List every Merakris Therapeutics product named in the article below about the company's agreement with the VA.

» Extract provided
******
Merakris Therapeutics Teams Up With VA to Test Wound Healing Therapy
Research Triangle-based Merakris Therapeutics has a new drug product and an important new partner that will try it out.
The company has entered into a Cooperative Research and Development Agreement – or CRADA – with the United States Department of Veterans Affairs (VA) to test its investigational therapy, Dermacyte Amniotic Wound Care Liquid. The federal agency provides health care and other benefits to more than nine million of the nation’s military veterans annually.
The VA plans to enroll several dozen patients, ages 18-75, in a two-part Phase 2 clinical study to evaluate Merakris’ first-in-class subcutaneous – or below the skin – injectable wound healing product. The study will determine the frequency of administration, safety and effectiveness of Dermacyte Liquid in treating non-healing venous stasis ulcers (VSUs). These types of ulcers are caused by problems with blood flow in the veins of the legs.
“Wound care can be a huge issue for some of our veterans,” the VA said in a statement. “We are pleased to participate in studies like this one that are designed to contribute to the quality of life of veterans everywhere.”
Dermacyte Liquid is a sterile-filtered injectable solution made from human amniotic tissue and fluid, the protective liquid surrounding unborn babies. The product works by stimulating the migration of skin cells and triggering gene expression pathways to help wounds heal faster.
Amniotic fluid normally is discarded as medical waste during caesarean section deliveries. But increasing evidence suggests that it is a source of valuable biological material – including stem cells – that can be used in regenerative medicine.
Clinical trial to begin within next several weeks
If approved, Dermacyte Liquid will be the first subcutaneous biologic to treat VSUs, which account for between 60% and 80% of all leg ulcers. An estimated 500,000 to 600,000 people in the United States suffer from this condition each year. Fortune Business Insights – which provides research, forecasting and market studies for international businesses – predicts that the global market for treatments will reach close to $5 billion annually by 2026.
Merakris said prescreening will begin soon for patients with non-infected VSUs who haven’t improved after at least four weeks of conventional wound therapy. The clinical trial should begin within the next several weeks.
Participants will be randomized 1:1 to receive Dermacyte Liquid either weekly or biweekly in Part 1 of the study. That data will be used to determine the best dosing frequency for the double-blinded and placebo controlled second part of the study.
That stage will last 12 weeks. Reductions in participants’ VSU wound surface area will be measured against baseline in weeks four, eight and 12. Total wound closure also will be evaluated at the end of week 12.
“This clinical trial marks a significant milestone for our biotechnology company,” said Merakris CEO Chris Broderick. “Dermacyte Liquid contains the natural biomolecules present in amniotic tissues and fluids, and our data suggest that these components may allow us to usher in a new era of precision wound healing.”
Broderick said the company has filed patents covering Dermacyte Liquid and its unique mode of action and plans to conduct more clinical studies in the future.
Merakris Therapeutics – founded in 2016 and located in Research Triangle Park – pioneers the use of stem cell-derived biotherapeutic technologies to help heal damaged tissue. The company’s other products include:
- Dermacyte Matrix, a human amniotic membrane allograft that provides a protective covering to skin wounds and surgical sites.
- Opticyte Matrix, which creates an ophthalmic barrier to the corneal surface of the eye and can be used with various eye procedures.
******
(Stored data)
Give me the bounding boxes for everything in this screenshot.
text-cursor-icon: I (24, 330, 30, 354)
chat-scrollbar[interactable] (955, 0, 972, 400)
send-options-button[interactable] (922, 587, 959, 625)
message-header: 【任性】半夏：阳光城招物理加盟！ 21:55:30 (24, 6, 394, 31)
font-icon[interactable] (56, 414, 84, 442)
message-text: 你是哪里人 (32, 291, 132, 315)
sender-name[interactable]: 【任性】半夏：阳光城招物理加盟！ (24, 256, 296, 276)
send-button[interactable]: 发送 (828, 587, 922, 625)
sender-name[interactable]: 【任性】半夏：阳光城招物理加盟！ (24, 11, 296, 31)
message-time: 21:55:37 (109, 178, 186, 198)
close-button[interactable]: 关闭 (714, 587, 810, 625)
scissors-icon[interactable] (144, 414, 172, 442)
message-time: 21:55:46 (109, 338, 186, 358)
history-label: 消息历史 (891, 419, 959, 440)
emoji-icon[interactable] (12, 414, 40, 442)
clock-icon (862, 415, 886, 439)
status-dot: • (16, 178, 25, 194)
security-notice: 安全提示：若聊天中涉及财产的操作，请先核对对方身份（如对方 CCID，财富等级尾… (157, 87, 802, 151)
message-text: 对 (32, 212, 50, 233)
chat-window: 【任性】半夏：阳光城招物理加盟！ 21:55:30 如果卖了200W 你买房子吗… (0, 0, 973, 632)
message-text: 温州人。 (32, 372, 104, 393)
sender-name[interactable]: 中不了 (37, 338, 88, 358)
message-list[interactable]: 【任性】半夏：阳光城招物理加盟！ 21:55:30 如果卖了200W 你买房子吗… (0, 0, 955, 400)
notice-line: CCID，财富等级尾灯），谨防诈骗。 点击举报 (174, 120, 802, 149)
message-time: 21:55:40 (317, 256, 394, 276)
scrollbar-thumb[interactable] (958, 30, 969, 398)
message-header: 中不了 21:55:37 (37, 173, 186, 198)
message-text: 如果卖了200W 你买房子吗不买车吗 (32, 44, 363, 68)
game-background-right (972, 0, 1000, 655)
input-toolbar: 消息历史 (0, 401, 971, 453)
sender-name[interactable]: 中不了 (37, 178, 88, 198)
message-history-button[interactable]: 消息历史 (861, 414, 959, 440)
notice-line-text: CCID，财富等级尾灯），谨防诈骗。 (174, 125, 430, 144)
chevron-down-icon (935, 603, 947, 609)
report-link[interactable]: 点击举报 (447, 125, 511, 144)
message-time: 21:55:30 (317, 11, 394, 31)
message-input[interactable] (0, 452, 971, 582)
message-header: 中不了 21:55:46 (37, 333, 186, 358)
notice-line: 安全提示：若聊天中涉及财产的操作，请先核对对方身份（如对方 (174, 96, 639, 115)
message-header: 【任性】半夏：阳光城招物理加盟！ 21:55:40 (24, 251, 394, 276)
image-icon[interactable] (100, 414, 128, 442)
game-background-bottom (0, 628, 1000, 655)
******
» Exercise answer
- Dermacyte Amniotic Wound Care Liquid (Dermacyte Liquid)
- Dermacyte Matrix
- Opticyte Matrix